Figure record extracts
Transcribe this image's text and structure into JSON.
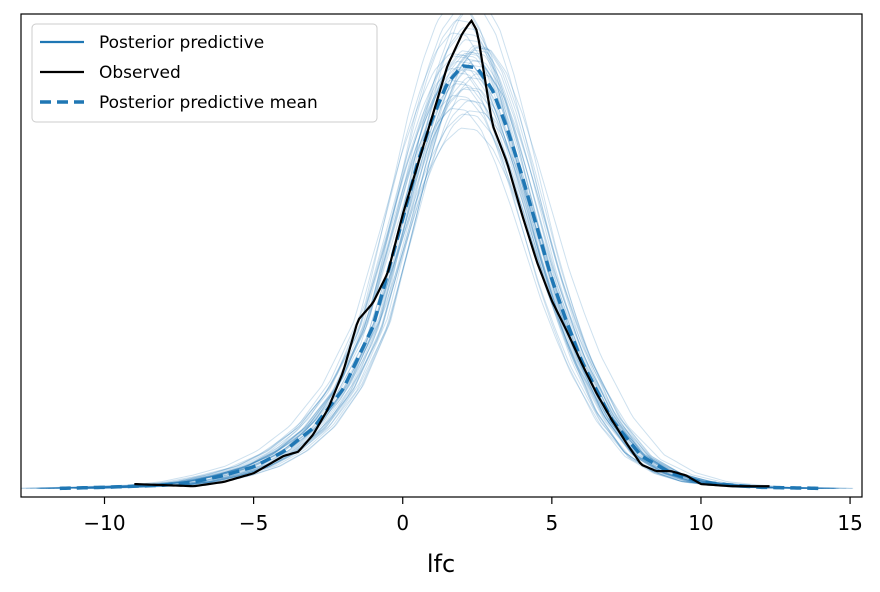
{
  "chart_data": {
    "type": "line",
    "xlabel": "lfc",
    "ylabel": "",
    "xlim": [
      -12.8,
      15.4
    ],
    "ylim": [
      -0.004,
      0.22
    ],
    "xticks": [
      -10,
      -5,
      0,
      5,
      10,
      15
    ],
    "xtick_labels": [
      "−10",
      "−5",
      "0",
      "5",
      "10",
      "15"
    ],
    "yticks_visible": false,
    "grid": false,
    "legend_position": "top-left",
    "colors": {
      "predictive": "#1f77b4",
      "observed": "#000000"
    },
    "series": [
      {
        "name": "Posterior predictive",
        "style": "thin translucent blue lines (many posterior draws)",
        "draw_count": 40
      },
      {
        "name": "Observed",
        "style": "solid black",
        "x": [
          -9.0,
          -8.0,
          -7.0,
          -6.0,
          -5.0,
          -4.5,
          -4.0,
          -3.5,
          -3.0,
          -2.5,
          -2.0,
          -1.5,
          -1.0,
          -0.5,
          0.0,
          0.5,
          1.0,
          1.5,
          2.0,
          2.3,
          2.5,
          3.0,
          3.5,
          4.0,
          4.5,
          5.0,
          5.5,
          6.0,
          6.5,
          7.0,
          7.5,
          8.0,
          8.5,
          9.0,
          9.5,
          10.0,
          11.0,
          12.3
        ],
        "y": [
          0.002,
          0.0015,
          0.001,
          0.003,
          0.007,
          0.011,
          0.015,
          0.017,
          0.025,
          0.037,
          0.054,
          0.078,
          0.086,
          0.1,
          0.127,
          0.15,
          0.173,
          0.196,
          0.211,
          0.217,
          0.212,
          0.169,
          0.151,
          0.127,
          0.105,
          0.087,
          0.073,
          0.058,
          0.044,
          0.032,
          0.021,
          0.011,
          0.008,
          0.008,
          0.006,
          0.002,
          0.001,
          0.001
        ]
      },
      {
        "name": "Posterior predictive mean",
        "style": "dashed blue",
        "x": [
          -11.5,
          -10.0,
          -8.0,
          -7.0,
          -6.0,
          -5.0,
          -4.0,
          -3.0,
          -2.0,
          -1.0,
          0.0,
          0.5,
          1.0,
          1.5,
          2.0,
          2.5,
          3.0,
          3.5,
          4.0,
          4.5,
          5.0,
          5.5,
          6.0,
          7.0,
          8.0,
          9.0,
          10.0,
          11.0,
          12.0,
          14.0
        ],
        "y": [
          0.0,
          0.0005,
          0.0015,
          0.003,
          0.006,
          0.01,
          0.017,
          0.028,
          0.046,
          0.075,
          0.125,
          0.151,
          0.172,
          0.188,
          0.196,
          0.195,
          0.185,
          0.167,
          0.145,
          0.121,
          0.097,
          0.077,
          0.059,
          0.032,
          0.015,
          0.007,
          0.003,
          0.0015,
          0.0005,
          0.0
        ]
      }
    ],
    "legend": [
      {
        "label": "Posterior predictive",
        "style": "solid-blue"
      },
      {
        "label": "Observed",
        "style": "solid-black"
      },
      {
        "label": "Posterior predictive mean",
        "style": "dashed-blue"
      }
    ]
  }
}
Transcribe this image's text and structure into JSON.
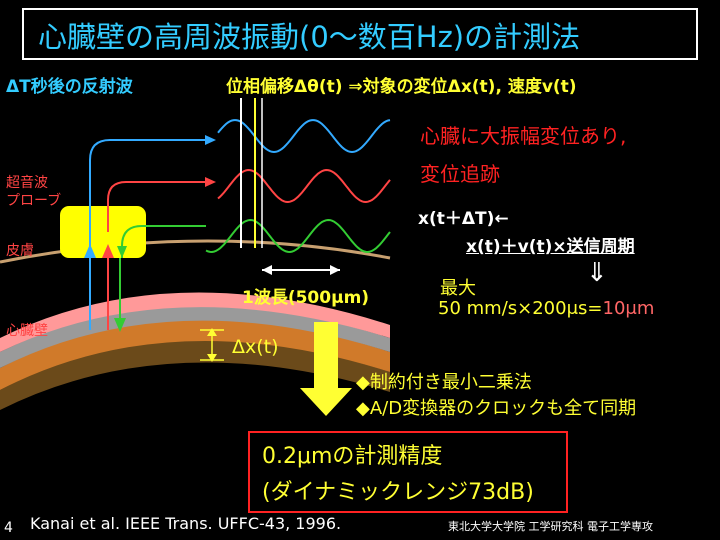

PROBLEM – Which lines in the records above contain the string "solid"? Copy each one.

OUTPUT –
        "style": "solid black",
        "style": "solid-blue"
        "style": "solid-black"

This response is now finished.